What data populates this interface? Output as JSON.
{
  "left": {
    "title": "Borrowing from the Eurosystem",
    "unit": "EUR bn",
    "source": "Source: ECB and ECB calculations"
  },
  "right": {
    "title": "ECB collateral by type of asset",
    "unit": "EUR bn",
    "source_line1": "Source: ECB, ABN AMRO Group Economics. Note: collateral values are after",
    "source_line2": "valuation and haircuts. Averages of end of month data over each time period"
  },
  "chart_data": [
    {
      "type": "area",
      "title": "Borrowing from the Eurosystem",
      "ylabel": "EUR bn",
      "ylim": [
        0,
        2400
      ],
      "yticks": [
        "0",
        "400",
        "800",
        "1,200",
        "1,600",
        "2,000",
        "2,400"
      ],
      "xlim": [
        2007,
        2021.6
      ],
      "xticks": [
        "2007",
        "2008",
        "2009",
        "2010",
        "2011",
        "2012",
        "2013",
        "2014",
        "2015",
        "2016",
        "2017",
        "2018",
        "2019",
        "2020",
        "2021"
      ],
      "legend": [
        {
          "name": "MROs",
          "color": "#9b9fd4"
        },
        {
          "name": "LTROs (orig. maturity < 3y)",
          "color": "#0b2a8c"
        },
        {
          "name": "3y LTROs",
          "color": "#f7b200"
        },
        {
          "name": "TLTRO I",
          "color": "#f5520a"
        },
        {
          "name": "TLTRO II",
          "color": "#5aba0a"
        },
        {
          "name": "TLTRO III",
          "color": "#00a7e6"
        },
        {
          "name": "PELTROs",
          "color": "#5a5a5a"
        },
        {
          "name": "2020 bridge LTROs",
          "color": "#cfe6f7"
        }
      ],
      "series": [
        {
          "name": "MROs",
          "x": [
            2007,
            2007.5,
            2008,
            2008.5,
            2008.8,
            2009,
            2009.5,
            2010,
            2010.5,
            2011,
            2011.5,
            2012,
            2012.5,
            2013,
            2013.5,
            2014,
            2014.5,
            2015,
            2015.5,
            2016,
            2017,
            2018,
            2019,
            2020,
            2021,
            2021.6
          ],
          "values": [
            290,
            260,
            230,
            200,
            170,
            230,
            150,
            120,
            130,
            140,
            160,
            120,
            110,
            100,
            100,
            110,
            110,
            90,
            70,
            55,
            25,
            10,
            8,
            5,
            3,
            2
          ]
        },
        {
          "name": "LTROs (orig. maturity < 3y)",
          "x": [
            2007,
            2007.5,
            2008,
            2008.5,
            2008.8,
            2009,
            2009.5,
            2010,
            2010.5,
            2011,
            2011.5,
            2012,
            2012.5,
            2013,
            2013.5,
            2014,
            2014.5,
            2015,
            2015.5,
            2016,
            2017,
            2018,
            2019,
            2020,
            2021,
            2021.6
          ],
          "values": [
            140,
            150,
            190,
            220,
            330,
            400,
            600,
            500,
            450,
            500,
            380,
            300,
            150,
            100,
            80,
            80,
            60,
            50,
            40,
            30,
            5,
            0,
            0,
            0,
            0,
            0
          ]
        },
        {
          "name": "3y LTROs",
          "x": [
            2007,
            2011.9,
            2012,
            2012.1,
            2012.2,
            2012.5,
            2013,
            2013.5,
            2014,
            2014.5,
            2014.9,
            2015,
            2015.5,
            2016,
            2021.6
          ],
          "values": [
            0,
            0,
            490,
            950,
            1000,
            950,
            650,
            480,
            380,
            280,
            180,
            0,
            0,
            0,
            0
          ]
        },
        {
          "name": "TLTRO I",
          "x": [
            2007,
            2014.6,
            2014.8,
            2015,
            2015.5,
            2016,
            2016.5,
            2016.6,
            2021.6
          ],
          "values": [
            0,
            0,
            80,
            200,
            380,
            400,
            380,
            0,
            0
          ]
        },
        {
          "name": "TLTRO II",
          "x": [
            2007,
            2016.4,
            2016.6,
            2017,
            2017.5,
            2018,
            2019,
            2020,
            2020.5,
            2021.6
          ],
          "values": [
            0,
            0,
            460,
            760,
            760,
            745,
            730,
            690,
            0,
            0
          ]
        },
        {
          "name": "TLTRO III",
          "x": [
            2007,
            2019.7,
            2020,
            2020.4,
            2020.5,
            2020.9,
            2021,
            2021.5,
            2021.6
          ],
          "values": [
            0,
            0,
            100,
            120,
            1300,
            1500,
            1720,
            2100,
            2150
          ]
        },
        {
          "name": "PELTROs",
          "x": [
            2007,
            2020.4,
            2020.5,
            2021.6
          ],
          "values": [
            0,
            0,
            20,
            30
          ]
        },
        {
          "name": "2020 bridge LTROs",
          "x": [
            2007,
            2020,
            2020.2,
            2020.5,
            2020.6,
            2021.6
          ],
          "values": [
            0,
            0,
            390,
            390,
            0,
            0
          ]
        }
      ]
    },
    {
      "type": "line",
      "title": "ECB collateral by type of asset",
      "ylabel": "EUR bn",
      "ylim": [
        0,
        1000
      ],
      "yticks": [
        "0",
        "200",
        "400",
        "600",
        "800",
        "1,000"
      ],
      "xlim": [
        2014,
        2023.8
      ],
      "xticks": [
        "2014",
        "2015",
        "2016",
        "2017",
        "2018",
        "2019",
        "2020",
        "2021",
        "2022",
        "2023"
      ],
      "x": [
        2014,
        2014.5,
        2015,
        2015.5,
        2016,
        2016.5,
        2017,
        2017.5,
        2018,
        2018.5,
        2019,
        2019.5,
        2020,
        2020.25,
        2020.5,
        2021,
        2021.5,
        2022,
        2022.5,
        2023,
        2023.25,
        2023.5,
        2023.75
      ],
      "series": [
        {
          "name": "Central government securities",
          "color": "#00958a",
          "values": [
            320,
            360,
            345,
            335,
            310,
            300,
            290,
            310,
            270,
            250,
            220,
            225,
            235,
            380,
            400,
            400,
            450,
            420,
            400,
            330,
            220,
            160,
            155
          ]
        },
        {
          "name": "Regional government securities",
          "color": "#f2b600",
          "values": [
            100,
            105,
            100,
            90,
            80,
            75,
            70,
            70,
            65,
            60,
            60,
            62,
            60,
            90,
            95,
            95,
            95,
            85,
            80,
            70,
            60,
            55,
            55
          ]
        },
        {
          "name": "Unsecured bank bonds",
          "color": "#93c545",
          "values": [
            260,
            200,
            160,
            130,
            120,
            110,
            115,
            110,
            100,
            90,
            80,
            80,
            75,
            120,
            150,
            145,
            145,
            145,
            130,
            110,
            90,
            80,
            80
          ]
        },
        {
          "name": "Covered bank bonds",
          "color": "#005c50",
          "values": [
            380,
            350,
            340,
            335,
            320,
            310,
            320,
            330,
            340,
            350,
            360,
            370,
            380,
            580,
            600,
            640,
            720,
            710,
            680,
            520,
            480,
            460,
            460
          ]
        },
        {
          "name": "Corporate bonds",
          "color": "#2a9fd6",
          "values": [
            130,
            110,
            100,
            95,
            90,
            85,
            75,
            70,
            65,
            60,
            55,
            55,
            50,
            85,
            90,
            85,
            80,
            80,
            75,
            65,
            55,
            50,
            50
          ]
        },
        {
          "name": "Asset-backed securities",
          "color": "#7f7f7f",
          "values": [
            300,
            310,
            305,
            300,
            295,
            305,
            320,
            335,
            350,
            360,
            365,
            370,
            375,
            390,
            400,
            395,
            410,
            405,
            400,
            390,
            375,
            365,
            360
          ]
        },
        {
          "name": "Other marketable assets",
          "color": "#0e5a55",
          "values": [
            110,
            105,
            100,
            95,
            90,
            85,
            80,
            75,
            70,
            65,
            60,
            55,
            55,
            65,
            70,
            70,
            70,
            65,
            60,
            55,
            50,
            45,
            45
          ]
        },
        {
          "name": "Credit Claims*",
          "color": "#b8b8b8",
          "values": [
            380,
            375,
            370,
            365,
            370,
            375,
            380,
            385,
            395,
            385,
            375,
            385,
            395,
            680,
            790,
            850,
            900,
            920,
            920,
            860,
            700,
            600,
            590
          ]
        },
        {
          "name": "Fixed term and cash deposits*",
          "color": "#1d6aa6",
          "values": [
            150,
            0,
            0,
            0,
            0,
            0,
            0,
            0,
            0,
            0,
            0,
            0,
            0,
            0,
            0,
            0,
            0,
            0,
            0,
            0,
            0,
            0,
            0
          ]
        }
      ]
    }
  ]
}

---------------

Gather all lines from the records above in which "type" appears.

## RESULT OF THE EXERCISE
    "title": "ECB collateral by type of asset",
      "type": "area",
      "type": "line",
      "title": "ECB collateral by type of asset",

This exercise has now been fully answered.